** Begin Supplied material **

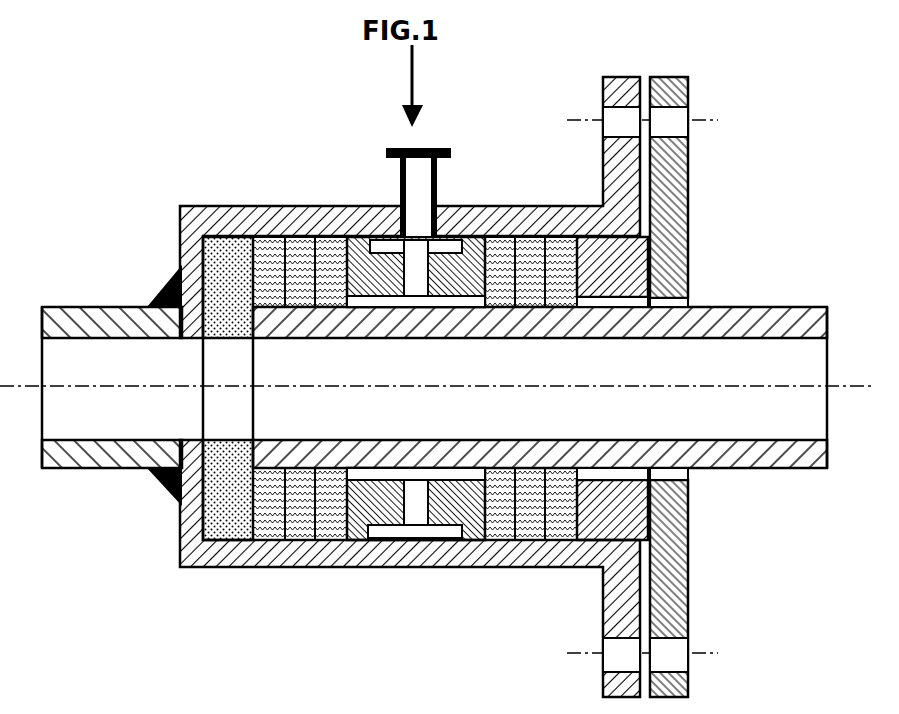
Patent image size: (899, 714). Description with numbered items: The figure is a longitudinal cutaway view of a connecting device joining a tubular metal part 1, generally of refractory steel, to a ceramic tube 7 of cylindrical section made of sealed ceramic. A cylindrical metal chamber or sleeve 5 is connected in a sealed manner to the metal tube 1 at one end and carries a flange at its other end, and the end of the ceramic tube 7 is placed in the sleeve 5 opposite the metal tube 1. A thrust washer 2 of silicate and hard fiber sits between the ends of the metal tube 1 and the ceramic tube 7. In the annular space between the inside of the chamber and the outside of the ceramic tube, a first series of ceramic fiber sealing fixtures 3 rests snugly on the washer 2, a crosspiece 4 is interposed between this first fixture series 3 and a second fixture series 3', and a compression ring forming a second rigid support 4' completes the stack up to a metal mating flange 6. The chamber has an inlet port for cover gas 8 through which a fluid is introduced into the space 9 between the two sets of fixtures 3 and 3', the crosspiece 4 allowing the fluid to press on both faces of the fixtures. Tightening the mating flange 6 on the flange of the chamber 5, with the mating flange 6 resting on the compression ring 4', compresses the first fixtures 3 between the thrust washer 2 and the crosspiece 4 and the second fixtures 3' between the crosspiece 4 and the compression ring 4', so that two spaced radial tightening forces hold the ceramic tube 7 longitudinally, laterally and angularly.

The metal tube 1 is at (110, 448).
The thrust washer 2 is at (230, 508).
The first series of sealing fixtures 3 is at (299, 436).
The second fixture series 3' is at (531, 435).
The crosspiece 4 is at (404, 435).
The compression ring 4' is at (594, 435).
The cylindrical metal chamber or sleeve 5 is at (417, 502).
The metal mating flange 6 is at (672, 557).
The ceramic tube 7 is at (773, 458).
The inlet port for cover gas 8 is at (400, 187).
The space 9 is at (390, 558).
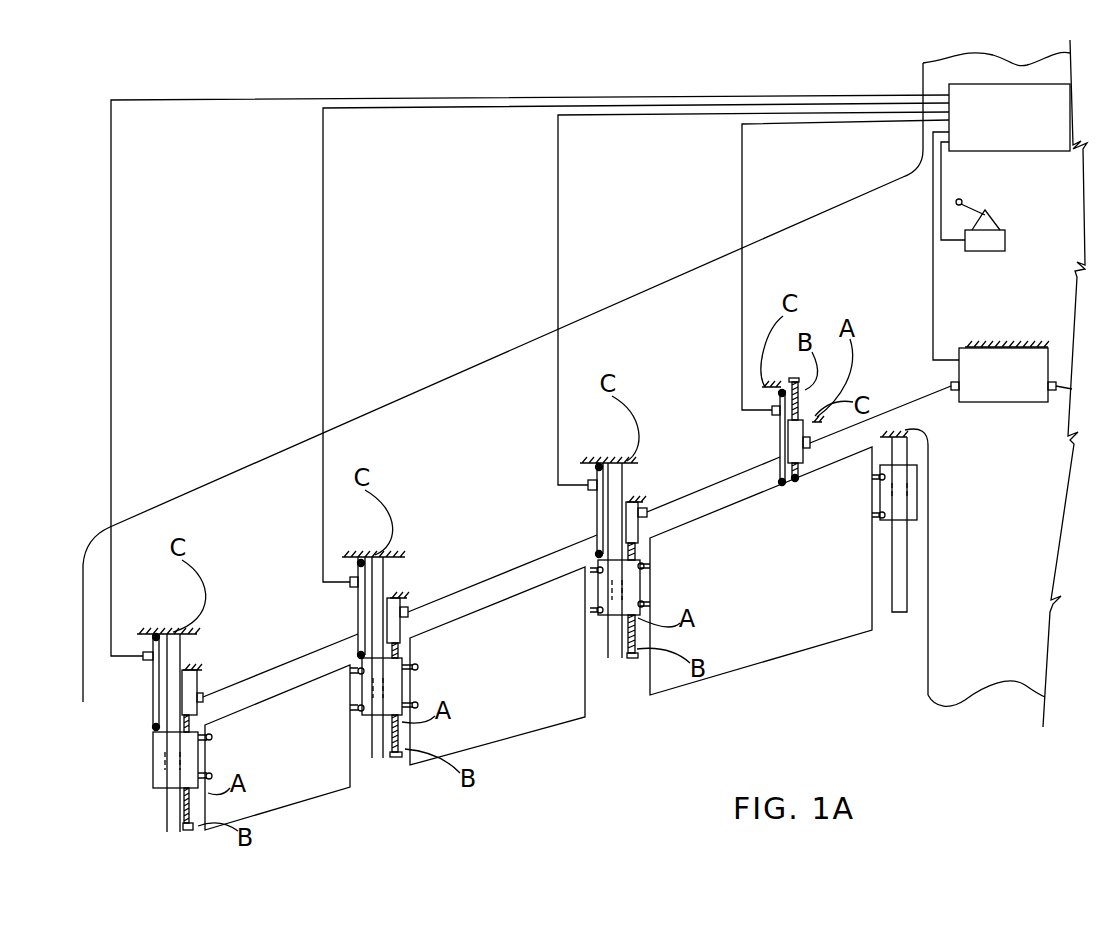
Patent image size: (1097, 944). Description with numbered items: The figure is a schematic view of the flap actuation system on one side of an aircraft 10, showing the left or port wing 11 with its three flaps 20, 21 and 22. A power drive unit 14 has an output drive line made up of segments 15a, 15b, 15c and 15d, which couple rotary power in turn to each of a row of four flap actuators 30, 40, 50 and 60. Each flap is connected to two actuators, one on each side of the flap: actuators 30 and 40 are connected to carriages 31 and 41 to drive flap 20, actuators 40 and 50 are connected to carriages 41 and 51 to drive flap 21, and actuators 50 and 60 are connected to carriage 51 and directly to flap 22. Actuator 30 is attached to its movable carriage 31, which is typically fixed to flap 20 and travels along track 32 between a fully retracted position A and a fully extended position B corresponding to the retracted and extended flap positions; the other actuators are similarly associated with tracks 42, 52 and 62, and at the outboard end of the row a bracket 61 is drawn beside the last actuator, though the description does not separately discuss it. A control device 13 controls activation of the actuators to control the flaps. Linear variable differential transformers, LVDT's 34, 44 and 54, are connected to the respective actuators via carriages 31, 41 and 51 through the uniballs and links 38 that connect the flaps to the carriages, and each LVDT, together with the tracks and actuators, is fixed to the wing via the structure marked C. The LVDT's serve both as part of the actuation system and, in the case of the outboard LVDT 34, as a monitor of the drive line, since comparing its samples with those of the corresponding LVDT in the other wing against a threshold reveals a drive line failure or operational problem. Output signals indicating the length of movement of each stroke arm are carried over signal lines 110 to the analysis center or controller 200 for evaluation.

The aircraft 10 is at (923, 83).
The left wing 11 is at (630, 295).
The control device 13 is at (1005, 247).
The power drive unit 14 is at (1048, 356).
The drive line segment 15a is at (920, 397).
The drive line segment 15b is at (715, 480).
The drive line segment 15c is at (518, 567).
The drive line segment 15d is at (288, 663).
The flap 20 is at (273, 792).
The flap 21 is at (500, 693).
The flap 22 is at (762, 613).
The actuator 30 is at (198, 687).
The carriage 31 is at (152, 768).
The track 32 is at (167, 807).
The LVDT 34 is at (152, 708).
The uniballs and links 38 is at (212, 777).
The actuator 40 is at (403, 597).
The carriage 41 is at (375, 727).
The track 42 is at (378, 760).
The LVDT 44 is at (357, 600).
The actuator 50 is at (640, 496).
The carriage 51 is at (613, 600).
The track 52 is at (613, 660).
The LVDT 54 is at (595, 508).
The actuator 60 is at (822, 440).
The end bracket 61 is at (917, 507).
The track 62 is at (907, 612).
The signal lines 110 is at (110, 195).
The controller 200 is at (1009, 117).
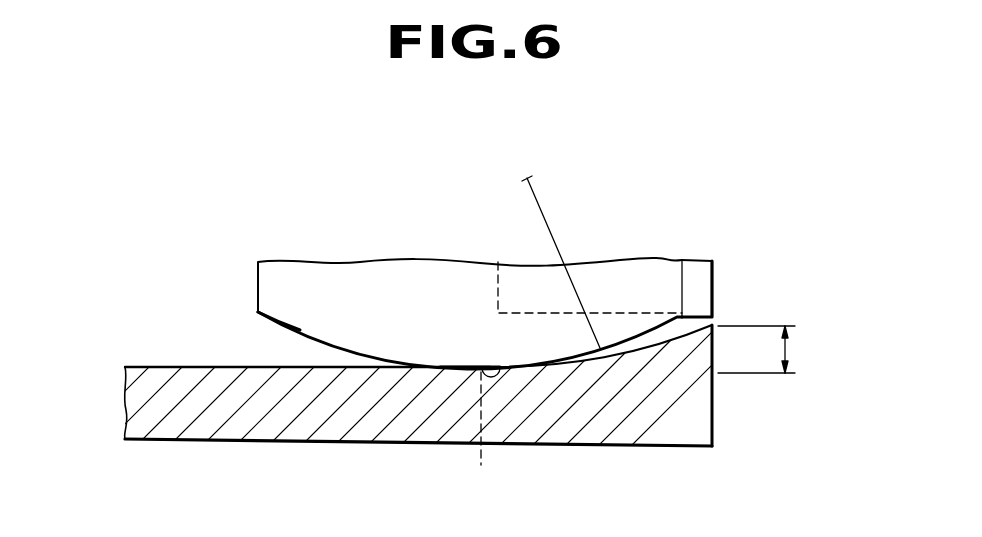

** End Supplied material **

* **Written problem**:
Reproduce everything from the start of the data down through the line containing "The space 9 is at (390, 558).", word for word, and leave out the pictures.

* **Task response**:
Patent image size: (899, 714). Description with numbered items: The figure is a longitudinal cutaway view of a connecting device joining a tubular metal part 1, generally of refractory steel, to a ceramic tube 7 of cylindrical section made of sealed ceramic. A cylindrical metal chamber or sleeve 5 is connected in a sealed manner to the metal tube 1 at one end and carries a flange at its other end, and the end of the ceramic tube 7 is placed in the sleeve 5 opposite the metal tube 1. A thrust washer 2 of silicate and hard fiber sits between the ends of the metal tube 1 and the ceramic tube 7. In the annular space between the inside of the chamber and the outside of the ceramic tube, a first series of ceramic fiber sealing fixtures 3 rests snugly on the washer 2, a crosspiece 4 is interposed between this first fixture series 3 and a second fixture series 3', and a compression ring forming a second rigid support 4' completes the stack up to a metal mating flange 6. The chamber has an inlet port for cover gas 8 through which a fluid is introduced into the space 9 between the two sets of fixtures 3 and 3', the crosspiece 4 allowing the fluid to press on both faces of the fixtures. Tightening the mating flange 6 on the flange of the chamber 5, with the mating flange 6 resting on the compression ring 4', compresses the first fixtures 3 between the thrust washer 2 and the crosspiece 4 and the second fixtures 3' between the crosspiece 4 and the compression ring 4', so that two spaced radial tightening forces hold the ceramic tube 7 longitudinally, laterally and angularly.

The metal tube 1 is at (110, 448).
The thrust washer 2 is at (230, 508).
The first series of sealing fixtures 3 is at (299, 436).
The second fixture series 3' is at (531, 435).
The crosspiece 4 is at (404, 435).
The compression ring 4' is at (594, 435).
The cylindrical metal chamber or sleeve 5 is at (417, 502).
The metal mating flange 6 is at (672, 557).
The ceramic tube 7 is at (773, 458).
The inlet port for cover gas 8 is at (400, 187).
The space 9 is at (390, 558).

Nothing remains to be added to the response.